§ **MATERIAL FOR THIS TASK**:

======

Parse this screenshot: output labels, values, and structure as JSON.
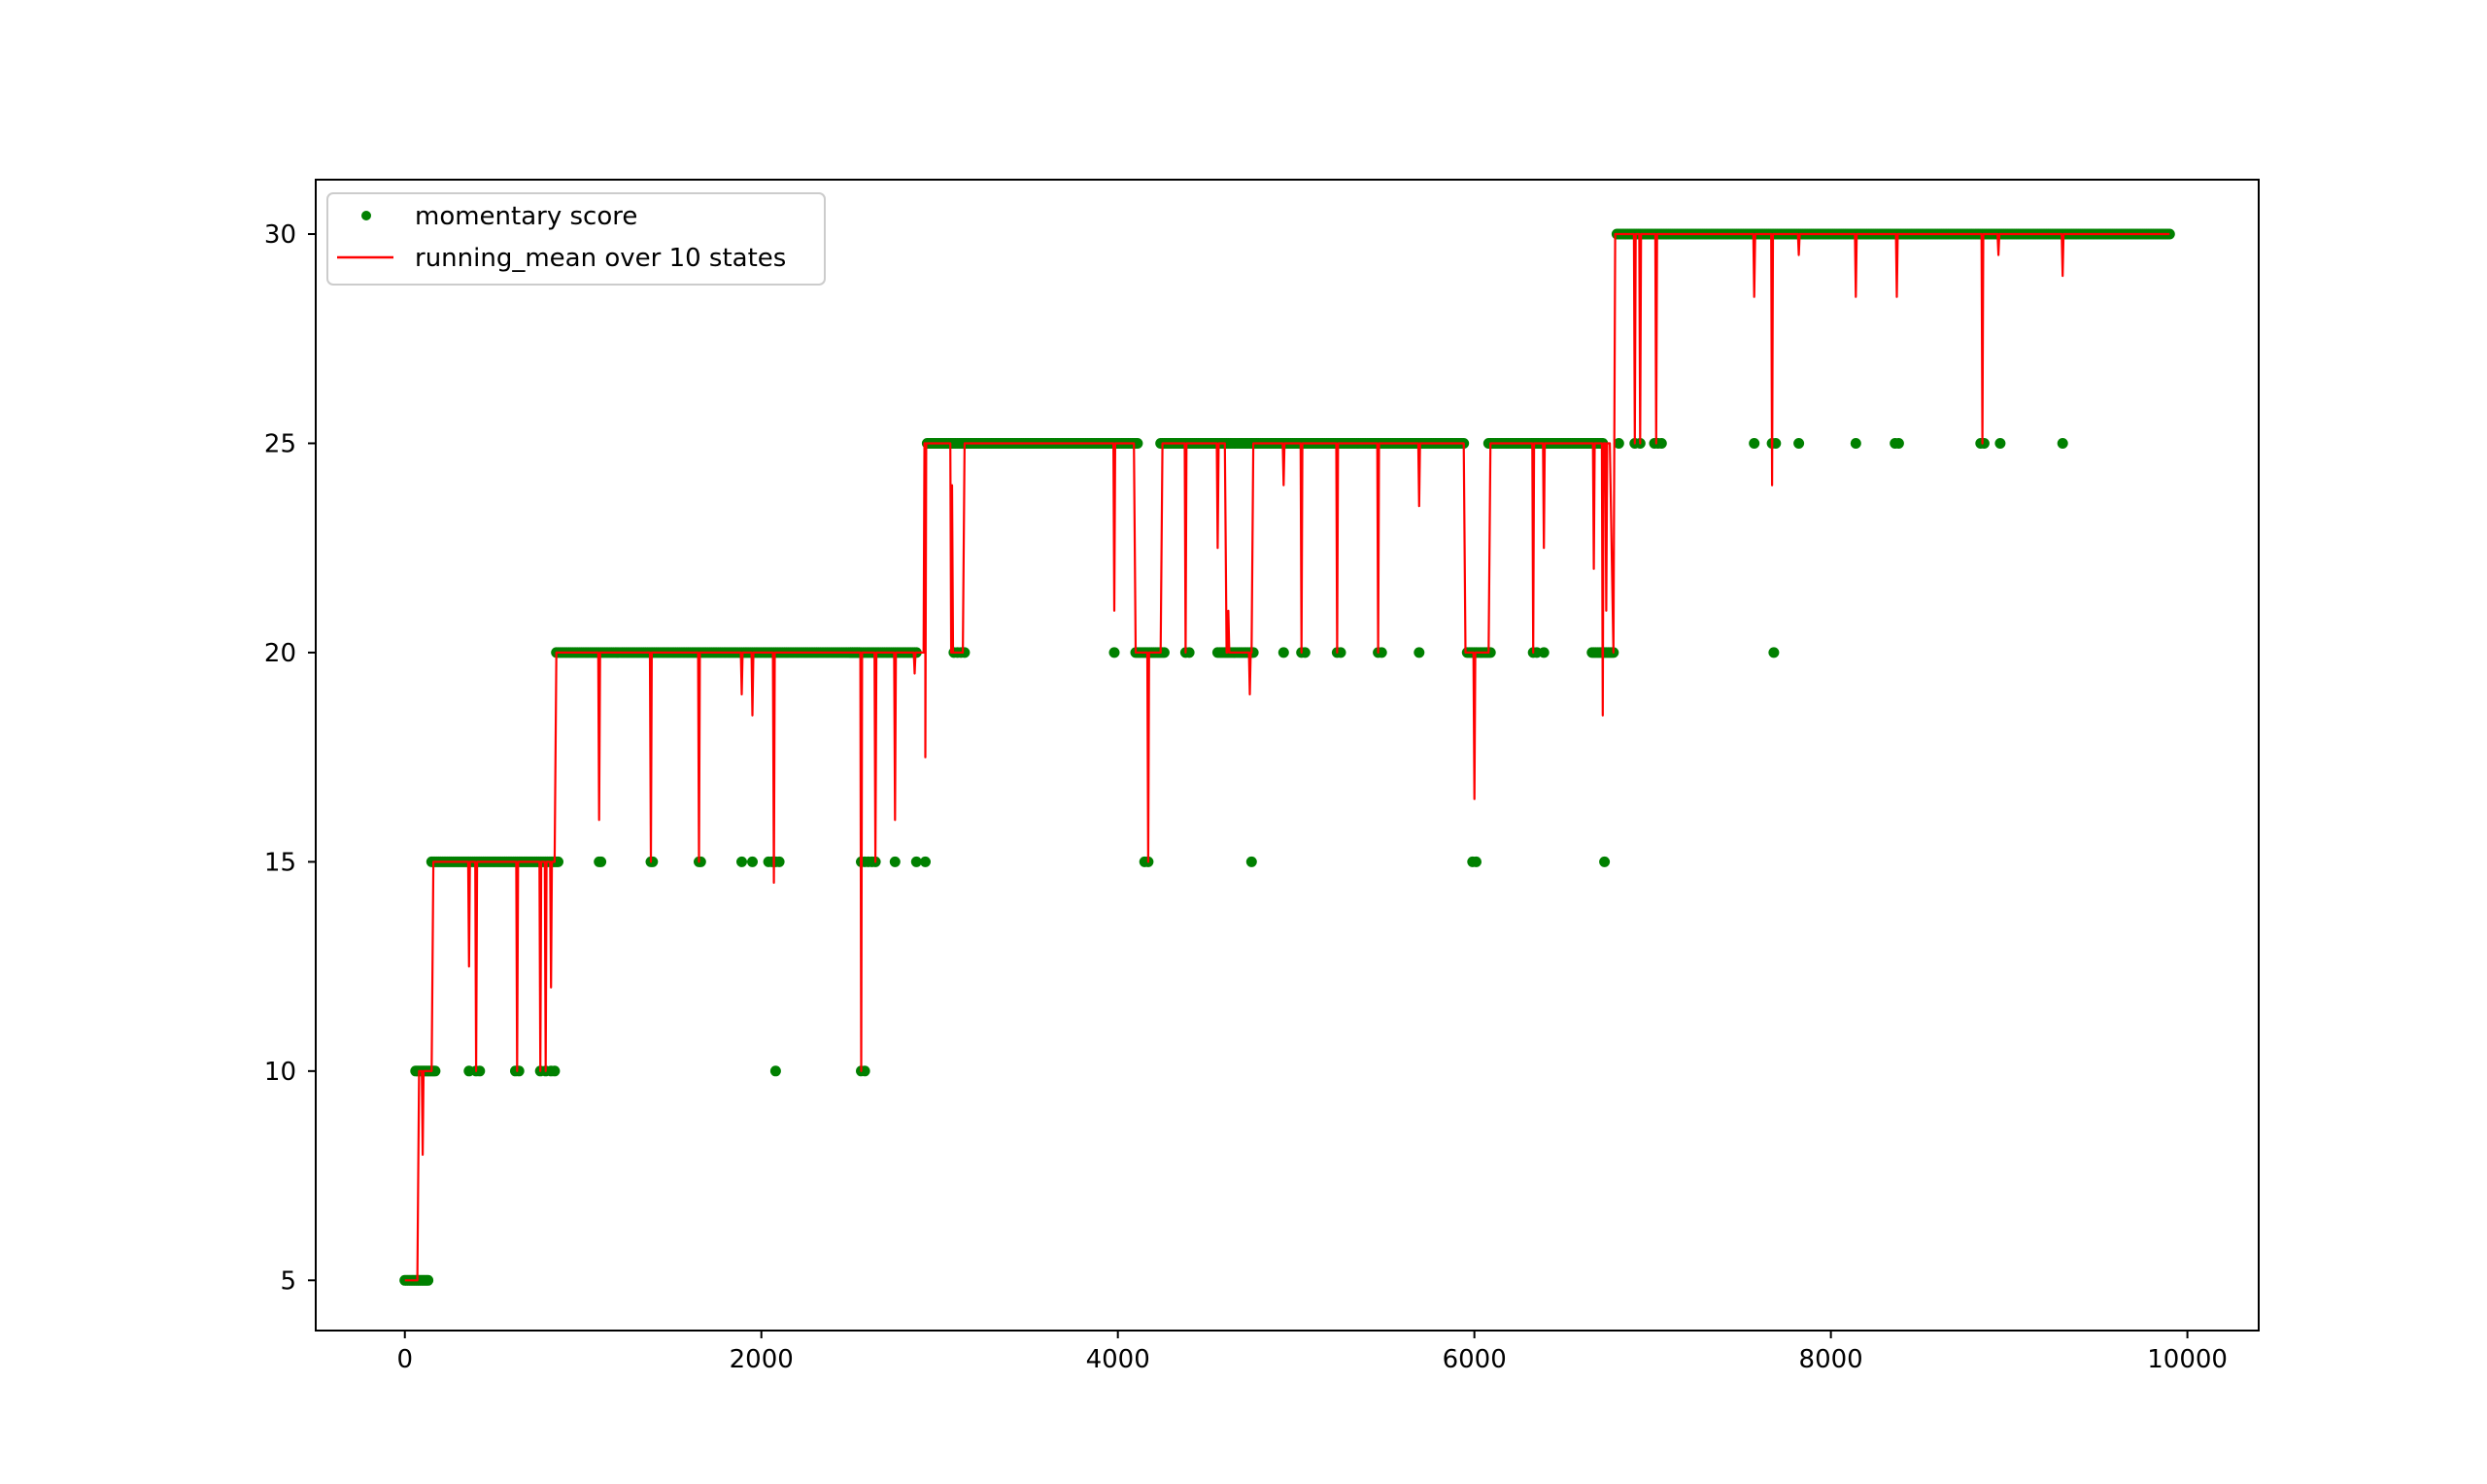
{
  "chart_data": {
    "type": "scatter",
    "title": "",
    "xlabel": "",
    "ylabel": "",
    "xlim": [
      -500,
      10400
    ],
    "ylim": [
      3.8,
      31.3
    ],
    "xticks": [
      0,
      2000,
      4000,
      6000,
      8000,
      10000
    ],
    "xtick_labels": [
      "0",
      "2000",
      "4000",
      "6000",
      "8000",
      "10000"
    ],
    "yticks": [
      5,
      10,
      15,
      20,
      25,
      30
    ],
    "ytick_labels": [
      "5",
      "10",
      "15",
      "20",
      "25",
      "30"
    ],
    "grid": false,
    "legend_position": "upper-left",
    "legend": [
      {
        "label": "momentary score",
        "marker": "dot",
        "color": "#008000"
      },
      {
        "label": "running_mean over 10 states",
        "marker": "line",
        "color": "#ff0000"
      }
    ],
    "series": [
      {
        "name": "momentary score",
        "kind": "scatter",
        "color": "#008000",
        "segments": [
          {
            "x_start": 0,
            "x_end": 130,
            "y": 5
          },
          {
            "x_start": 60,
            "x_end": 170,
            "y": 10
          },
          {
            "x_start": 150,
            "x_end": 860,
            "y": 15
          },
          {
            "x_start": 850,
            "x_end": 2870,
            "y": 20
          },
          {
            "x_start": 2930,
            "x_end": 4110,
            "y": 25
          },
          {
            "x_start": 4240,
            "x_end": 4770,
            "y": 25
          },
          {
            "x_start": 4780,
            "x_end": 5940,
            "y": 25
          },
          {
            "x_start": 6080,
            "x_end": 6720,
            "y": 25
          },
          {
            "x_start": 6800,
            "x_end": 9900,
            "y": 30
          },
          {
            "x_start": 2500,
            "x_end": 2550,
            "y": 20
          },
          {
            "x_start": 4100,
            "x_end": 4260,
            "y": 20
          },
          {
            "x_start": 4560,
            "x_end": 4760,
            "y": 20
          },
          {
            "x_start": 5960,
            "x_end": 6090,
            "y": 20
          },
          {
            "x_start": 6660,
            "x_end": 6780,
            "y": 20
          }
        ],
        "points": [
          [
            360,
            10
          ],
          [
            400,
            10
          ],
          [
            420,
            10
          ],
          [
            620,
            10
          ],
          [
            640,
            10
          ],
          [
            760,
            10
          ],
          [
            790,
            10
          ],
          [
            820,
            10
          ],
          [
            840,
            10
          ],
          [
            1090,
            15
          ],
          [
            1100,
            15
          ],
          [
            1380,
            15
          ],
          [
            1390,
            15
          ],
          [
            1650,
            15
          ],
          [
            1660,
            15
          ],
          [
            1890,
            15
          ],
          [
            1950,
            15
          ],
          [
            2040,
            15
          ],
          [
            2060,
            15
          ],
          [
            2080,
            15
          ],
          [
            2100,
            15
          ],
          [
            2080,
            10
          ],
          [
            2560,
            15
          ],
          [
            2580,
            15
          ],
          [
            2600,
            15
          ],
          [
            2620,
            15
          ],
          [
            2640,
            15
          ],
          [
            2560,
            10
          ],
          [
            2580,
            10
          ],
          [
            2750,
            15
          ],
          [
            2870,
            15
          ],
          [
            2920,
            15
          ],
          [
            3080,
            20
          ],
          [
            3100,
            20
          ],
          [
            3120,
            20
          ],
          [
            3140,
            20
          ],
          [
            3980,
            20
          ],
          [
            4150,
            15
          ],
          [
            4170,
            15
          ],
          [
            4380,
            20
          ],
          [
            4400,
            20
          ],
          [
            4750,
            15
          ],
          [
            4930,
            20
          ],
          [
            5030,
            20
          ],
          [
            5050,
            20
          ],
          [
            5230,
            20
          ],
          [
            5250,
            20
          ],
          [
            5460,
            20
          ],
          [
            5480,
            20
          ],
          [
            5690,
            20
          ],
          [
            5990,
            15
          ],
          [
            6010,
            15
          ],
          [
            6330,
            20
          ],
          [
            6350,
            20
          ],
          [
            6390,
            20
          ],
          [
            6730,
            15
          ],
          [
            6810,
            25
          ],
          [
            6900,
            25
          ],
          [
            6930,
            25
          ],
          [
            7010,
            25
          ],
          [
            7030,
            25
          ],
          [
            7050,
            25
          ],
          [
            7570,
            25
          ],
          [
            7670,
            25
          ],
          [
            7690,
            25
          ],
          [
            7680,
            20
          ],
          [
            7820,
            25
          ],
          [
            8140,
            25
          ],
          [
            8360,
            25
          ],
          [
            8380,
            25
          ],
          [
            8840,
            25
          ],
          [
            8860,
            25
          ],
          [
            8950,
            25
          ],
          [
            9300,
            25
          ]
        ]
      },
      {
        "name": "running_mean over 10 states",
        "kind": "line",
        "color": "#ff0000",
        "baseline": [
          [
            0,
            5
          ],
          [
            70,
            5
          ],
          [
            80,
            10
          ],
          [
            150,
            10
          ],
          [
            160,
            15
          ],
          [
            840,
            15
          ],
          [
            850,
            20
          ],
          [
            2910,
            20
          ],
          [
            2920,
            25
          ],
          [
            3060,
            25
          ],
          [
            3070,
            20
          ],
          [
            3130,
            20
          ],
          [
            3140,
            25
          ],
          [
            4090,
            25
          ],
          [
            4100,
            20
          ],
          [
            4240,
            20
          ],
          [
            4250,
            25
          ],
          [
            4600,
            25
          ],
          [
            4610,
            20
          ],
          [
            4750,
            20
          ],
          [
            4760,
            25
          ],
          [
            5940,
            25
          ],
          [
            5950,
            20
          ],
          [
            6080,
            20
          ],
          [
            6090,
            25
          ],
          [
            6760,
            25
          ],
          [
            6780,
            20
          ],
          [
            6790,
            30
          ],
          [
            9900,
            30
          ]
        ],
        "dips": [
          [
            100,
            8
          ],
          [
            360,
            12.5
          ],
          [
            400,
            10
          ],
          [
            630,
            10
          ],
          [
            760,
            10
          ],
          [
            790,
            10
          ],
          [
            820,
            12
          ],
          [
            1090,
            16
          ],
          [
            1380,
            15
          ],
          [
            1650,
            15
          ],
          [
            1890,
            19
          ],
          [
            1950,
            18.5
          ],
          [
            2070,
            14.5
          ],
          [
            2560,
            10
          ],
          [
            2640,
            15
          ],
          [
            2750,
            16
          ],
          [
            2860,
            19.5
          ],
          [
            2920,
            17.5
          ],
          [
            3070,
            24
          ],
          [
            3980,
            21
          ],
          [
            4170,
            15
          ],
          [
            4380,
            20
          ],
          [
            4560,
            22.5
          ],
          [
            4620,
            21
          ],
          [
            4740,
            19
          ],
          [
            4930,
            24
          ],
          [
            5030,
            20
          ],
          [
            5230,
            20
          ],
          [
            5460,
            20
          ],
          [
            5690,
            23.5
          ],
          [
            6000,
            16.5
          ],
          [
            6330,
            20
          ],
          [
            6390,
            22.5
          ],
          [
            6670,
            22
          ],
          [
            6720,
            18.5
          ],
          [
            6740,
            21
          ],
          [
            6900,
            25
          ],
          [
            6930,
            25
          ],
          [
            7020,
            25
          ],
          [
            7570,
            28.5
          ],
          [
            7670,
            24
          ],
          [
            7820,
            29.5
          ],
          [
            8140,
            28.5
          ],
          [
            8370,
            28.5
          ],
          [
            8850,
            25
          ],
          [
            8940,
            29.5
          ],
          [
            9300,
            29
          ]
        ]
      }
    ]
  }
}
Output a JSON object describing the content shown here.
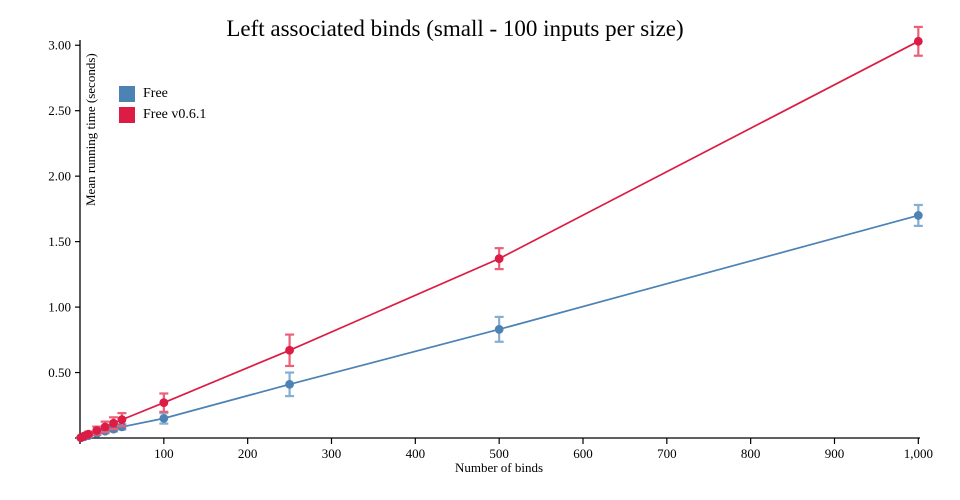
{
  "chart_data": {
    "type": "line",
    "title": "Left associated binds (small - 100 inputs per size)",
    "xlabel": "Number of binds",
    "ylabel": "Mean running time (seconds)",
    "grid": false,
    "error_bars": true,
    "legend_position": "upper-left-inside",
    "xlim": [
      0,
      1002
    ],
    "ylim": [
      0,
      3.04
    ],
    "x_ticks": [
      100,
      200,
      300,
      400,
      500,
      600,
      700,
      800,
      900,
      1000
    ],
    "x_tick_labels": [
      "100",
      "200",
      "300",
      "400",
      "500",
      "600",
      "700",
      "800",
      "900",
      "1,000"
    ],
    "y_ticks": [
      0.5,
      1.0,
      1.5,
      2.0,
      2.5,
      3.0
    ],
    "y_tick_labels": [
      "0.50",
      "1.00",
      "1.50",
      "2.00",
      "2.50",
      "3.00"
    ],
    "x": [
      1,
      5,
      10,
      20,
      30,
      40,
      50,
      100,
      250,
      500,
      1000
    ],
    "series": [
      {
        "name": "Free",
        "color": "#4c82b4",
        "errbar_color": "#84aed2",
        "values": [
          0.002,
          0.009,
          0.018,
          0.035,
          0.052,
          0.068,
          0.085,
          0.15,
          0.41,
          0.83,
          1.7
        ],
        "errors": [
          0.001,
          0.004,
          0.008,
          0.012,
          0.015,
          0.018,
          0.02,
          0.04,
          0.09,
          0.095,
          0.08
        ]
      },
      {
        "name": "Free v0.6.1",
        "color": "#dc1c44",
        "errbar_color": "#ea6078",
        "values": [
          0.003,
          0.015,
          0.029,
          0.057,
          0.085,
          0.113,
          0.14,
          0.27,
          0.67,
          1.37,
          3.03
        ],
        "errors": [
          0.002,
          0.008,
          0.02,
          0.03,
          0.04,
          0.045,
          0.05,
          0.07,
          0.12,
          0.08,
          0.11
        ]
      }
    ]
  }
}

======

§ **EXERCISE TASK**: Copy every line in the listing above where the string "binds" turns up.

§ **FINISHED ANSWER**:
    "title": "Left associated binds (small - 100 inputs per size)",
    "xlabel": "Number of binds",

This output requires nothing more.